## start

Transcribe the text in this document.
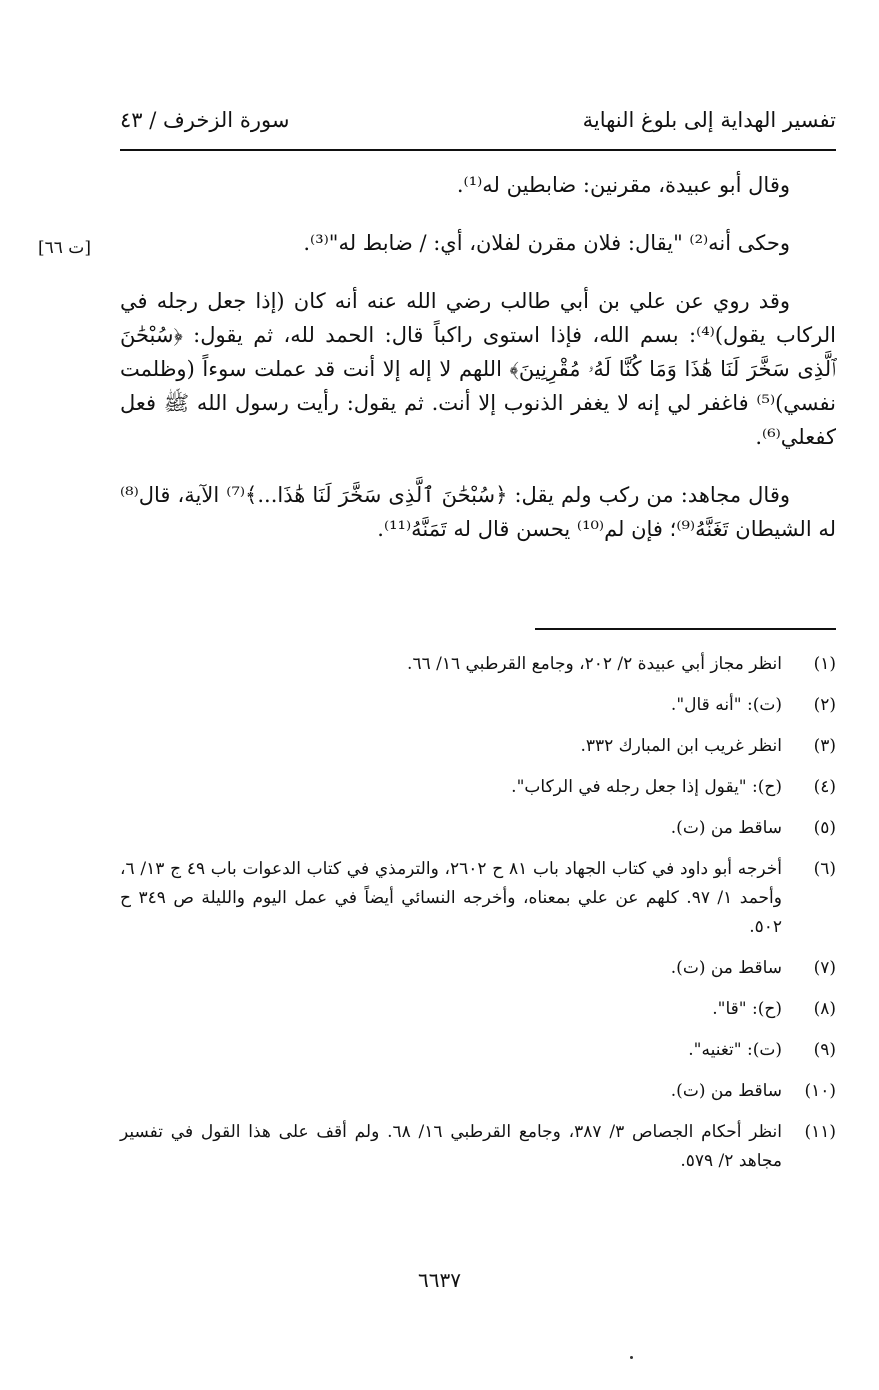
تفسير الهداية إلى بلوغ النهاية
سورة الزخرف / ٤٣
[ت ٦٦]

وقال أبو عبيدة، مقرنين: ضابطين له⁽¹⁾.

وحكى أنه⁽²⁾ "يقال: فلان مقرن لفلان، أي: / ضابط له"⁽³⁾.

وقد روي عن علي بن أبي طالب رضي الله عنه أنه كان (إذا جعل رجله في الركاب يقول)⁽⁴⁾: بسم الله، فإذا استوى راكباً قال: الحمد لله، ثم يقول: ﴿سُبْحَٰنَ ٱلَّذِى سَخَّرَ لَنَا هَٰذَا وَمَا كُنَّا لَهُۥ مُقْرِنِينَ﴾ اللهم لا إله إلا أنت قد عملت سوءاً (وظلمت نفسي)⁽⁵⁾ فاغفر لي إنه لا يغفر الذنوب إلا أنت. ثم يقول: رأيت رسول الله ﷺ فعل كفعلي⁽⁶⁾.

وقال مجاهد: من ركب ولم يقل: ﴿سُبْحَٰنَ ٱلَّذِى سَخَّرَ لَنَا هَٰذَا...﴾⁽⁷⁾ الآية، قال⁽⁸⁾ له الشيطان تَغَنَّهُ⁽⁹⁾؛ فإن لم⁽¹⁰⁾ يحسن قال له تَمَنَّهُ⁽¹¹⁾.

(١)
انظر مجاز أبي عبيدة ٢/ ٢٠٢، وجامع القرطبي ١٦/ ٦٦.
(٢)
(ت): "أنه قال".
(٣)
انظر غريب ابن المبارك ٣٣٢.
(٤)
(ح): "يقول إذا جعل رجله في الركاب".
(٥)
ساقط من (ت).
(٦)
أخرجه أبو داود في كتاب الجهاد باب ٨١ ح ٢٦٠٢، والترمذي في كتاب الدعوات باب ٤٩ ج ١٣/ ٦، وأحمد ١/ ٩٧. كلهم عن علي بمعناه، وأخرجه النسائي أيضاً في عمل اليوم والليلة ص ٣٤٩ ح ٥٠٢.
(٧)
ساقط من (ت).
(٨)
(ح): "قا".
(٩)
(ت): "تغنيه".
(١٠)
ساقط من (ت).
(١١)
انظر أحكام الجصاص ٣/ ٣٨٧، وجامع القرطبي ١٦/ ٦٨. ولم أقف على هذا القول في تفسير مجاهد ٢/ ٥٧٩.
٦٦٣٧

## end

**WORK TO BE COMPLETED:** The string "يقول" may appear in lines of the listing above; tally those lines and give the number only.

**TASK OUTPUT:** 2